*REQUIREMENT:* Pick out each line below containing "books".
════════
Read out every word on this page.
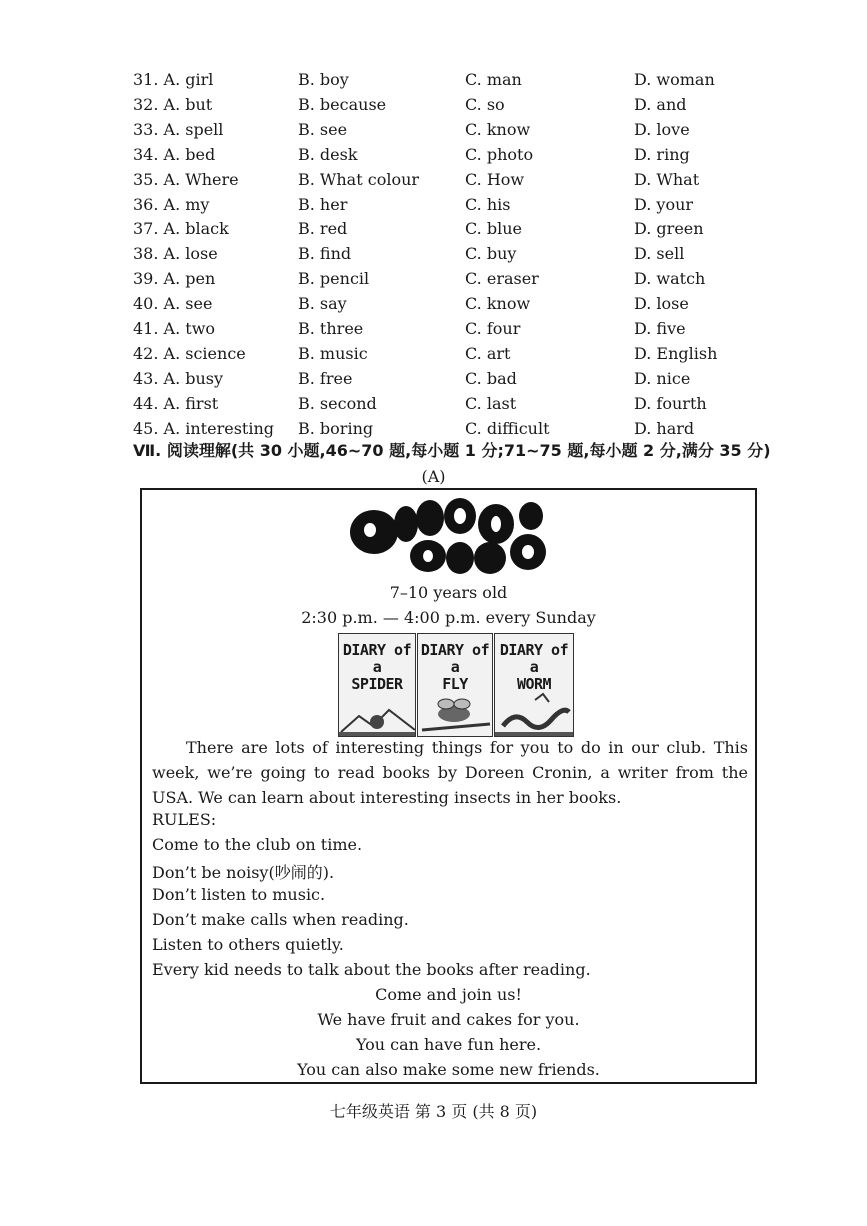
31. A. girl	B. boy	C. man	D. woman
32. A. but	B. because	C. so	D. and
33. A. spell	B. see	C. know	D. love
34. A. bed	B. desk	C. photo	D. ring
35. A. Where	B. What colour	C. How	D. What
36. A. my	B. her	C. his	D. your
37. A. black	B. red	C. blue	D. green
38. A. lose	B. find	C. buy	D. sell
39. A. pen	B. pencil	C. eraser	D. watch
40. A. see	B. say	C. know	D. lose
41. A. two	B. three	C. four	D. five
42. A. science	B. music	C. art	D. English
43. A. busy	B. free	C. bad	D. nice
44. A. first	B. second	C. last	D. fourth
45. A. interesting B. boring	C. difficult	D. hard
Ⅶ. 阅读理解(共 30 小题,46~70 题,每小题 1 分;71~75 题,每小题 2 分,满分 35 分)
(A)
Kids club
7–10 years old
2:30 p.m. — 4:00 p.m. every Sunday
DIARY of a
SPIDER
DIARY of a
FLY
DIARY of a
WORM
There are lots of interesting things for you to do in our club. This week, we’re going to read books by Doreen Cronin, a writer from the USA. We can learn about interesting insects in her books.
RULES:
Come to the club on time.
Don’t be noisy(吵闹的).
Don’t listen to music.
Don’t make calls when reading.
Listen to others quietly.
Every kid needs to talk about the books after reading.
Come and join us!
We have fruit and cakes for you.
You can have fun here.
You can also make some new friends.
七年级英语 第 3 页 (共 8 页)
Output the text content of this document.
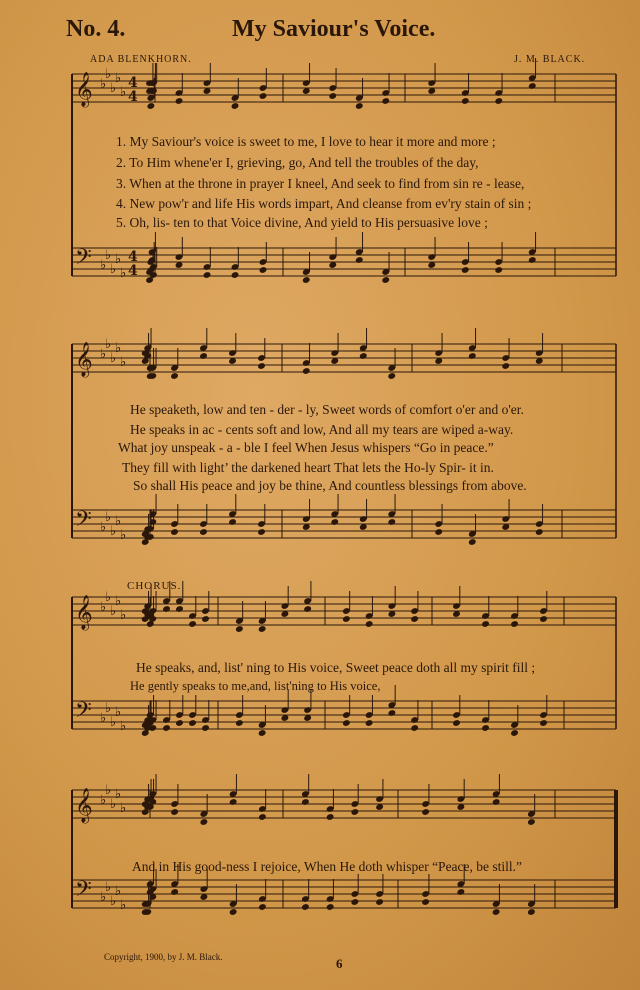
No. 4.	My Saviour's Voice.
ADA BLENKHORN.	J. M. BLACK.
𝄞 ♭
♭
♭
♭
♭
4
4
𝄢 ♭
♭
♭
♭
♭
4
4
𝄞 ♭
♭
♭
♭
♭
𝄢 ♭
♭
♭
♭
♭
𝄞 ♭
♭
♭
♭
♭
𝄢 ♭
♭
♭
♭
♭
𝄞 ♭
♭
♭
♭
♭
𝄢 ♭
♭
♭
♭
♭
1. My Saviour's voice is sweet to me, I love to hear it more and more ;
2. To Him whene'er I, grieving, go, And tell the troubles of the day,
3. When at the throne in prayer I kneel, And seek to find from sin re - lease,
4. New pow'r and life His words impart, And cleanse from ev'ry stain of sin ;
5. Oh, lis- ten to that Voice divine, And yield to His persuasive love ;
He speaketh, low and ten - der - ly, Sweet words of comfort o'er and o'er.
He speaks in ac - cents soft and low, And all my tears are wiped a-way.
What joy unspeak - a - ble I feel When Jesus whispers “Go in peace.”
They fill with light’ the darkened heart That lets the Ho-ly Spir- it in.
So shall His peace and joy be thine, And countless blessings from above.
CHORUS.
He speaks, and, list' ning to His voice, Sweet peace doth all my spirit fill ;
He gently speaks to me,and, list'ning to His voice,
And in His good-ness I rejoice, When He doth whisper “Peace, be still.”
Copyright, 1900, by J. M. Black.	6
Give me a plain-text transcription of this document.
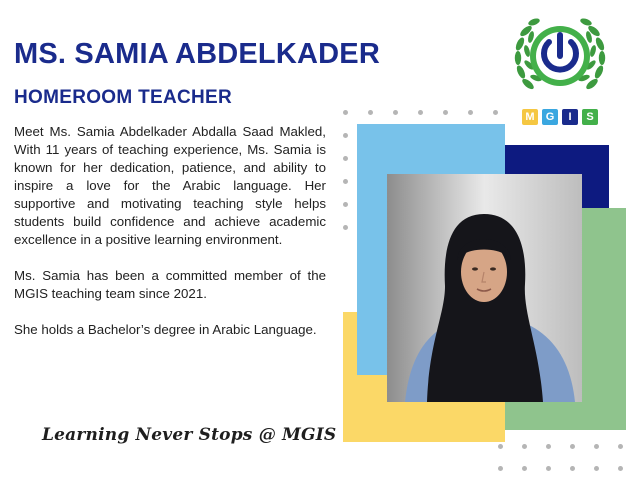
MS. SAMIA ABDELKADER
HOMEROOM TEACHER

Meet Ms. Samia Abdelkader Abdalla Saad Makled, With 11 years of teaching experience, Ms. Samia is known for her dedication, patience, and ability to inspire a love for the Arabic language. Her supportive and motivating teaching style helps students build confidence and achieve academic excellence in a positive learning environment.

Ms. Samia has been a committed member of the MGIS teaching team since 2021.

She holds a Bachelor’s degree in Arabic Language.

Learning Never Stops @ MGIS
M	G	I	S
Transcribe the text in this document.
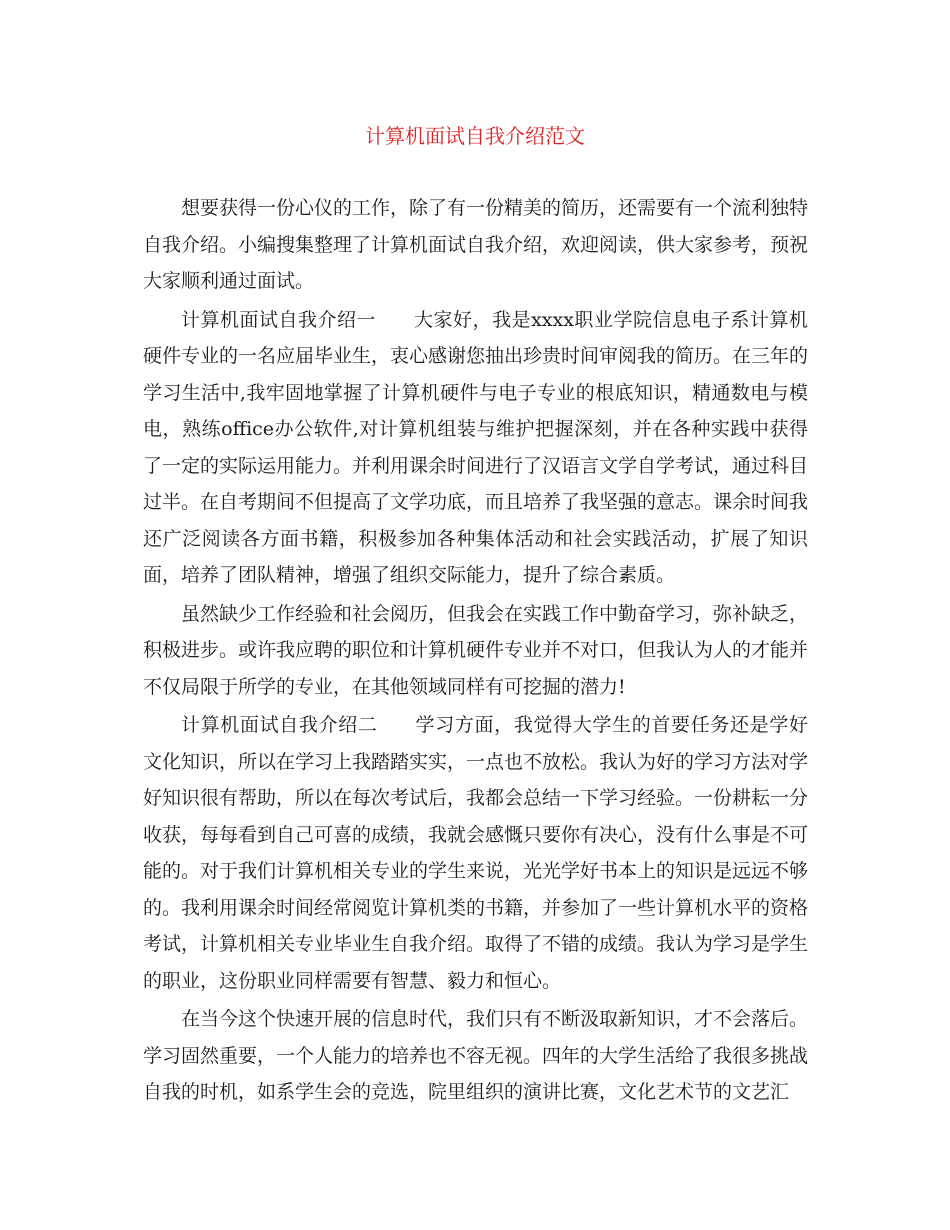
计算机面试自我介绍范文

想要获得一份心仪的工作，除了有一份精美的简历，还需要有一个流利独特自我介绍。小编搜集整理了计算机面试自我介绍，欢迎阅读，供大家参考，预祝大家顺利通过面试。

计算机面试自我介绍一 大家好，我是xxxx职业学院信息电子系计算机硬件专业的一名应届毕业生，衷心感谢您抽出珍贵时间审阅我的简历。在三年的学习生活中,我牢固地掌握了计算机硬件与电子专业的根底知识，精通数电与模电，熟练office办公软件,对计算机组装与维护把握深刻，并在各种实践中获得了一定的实际运用能力。并利用课余时间进行了汉语言文学自学考试，通过科目过半。在自考期间不但提高了文学功底，而且培养了我坚强的意志。课余时间我还广泛阅读各方面书籍，积极参加各种集体活动和社会实践活动，扩展了知识面，培养了团队精神，增强了组织交际能力，提升了综合素质。

虽然缺少工作经验和社会阅历，但我会在实践工作中勤奋学习，弥补缺乏，积极进步。或许我应聘的职位和计算机硬件专业并不对口，但我认为人的才能并不仅局限于所学的专业，在其他领域同样有可挖掘的潜力!

计算机面试自我介绍二 学习方面，我觉得大学生的首要任务还是学好文化知识，所以在学习上我踏踏实实，一点也不放松。我认为好的学习方法对学好知识很有帮助，所以在每次考试后，我都会总结一下学习经验。一份耕耘一分收获，每每看到自己可喜的成绩，我就会感慨只要你有决心，没有什么事是不可能的。对于我们计算机相关专业的学生来说，光光学好书本上的知识是远远不够的。我利用课余时间经常阅览计算机类的书籍，并参加了一些计算机水平的资格考试，计算机相关专业毕业生自我介绍。取得了不错的成绩。我认为学习是学生的职业，这份职业同样需要有智慧、毅力和恒心。

在当今这个快速开展的信息时代，我们只有不断汲取新知识，才不会落后。学习固然重要，一个人能力的培养也不容无视。四年的大学生活给了我很多挑战自我的时机，如系学生会的竞选，院里组织的演讲比赛，文化艺术节的文艺汇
════════
*CORRECT ANSWER:*
There are lots of interesting things for you to do in our club. This week, we’re going to read books by Doreen Cronin, a writer from the USA. We can learn about interesting insects in her books.
Every kid needs to talk about the books after reading.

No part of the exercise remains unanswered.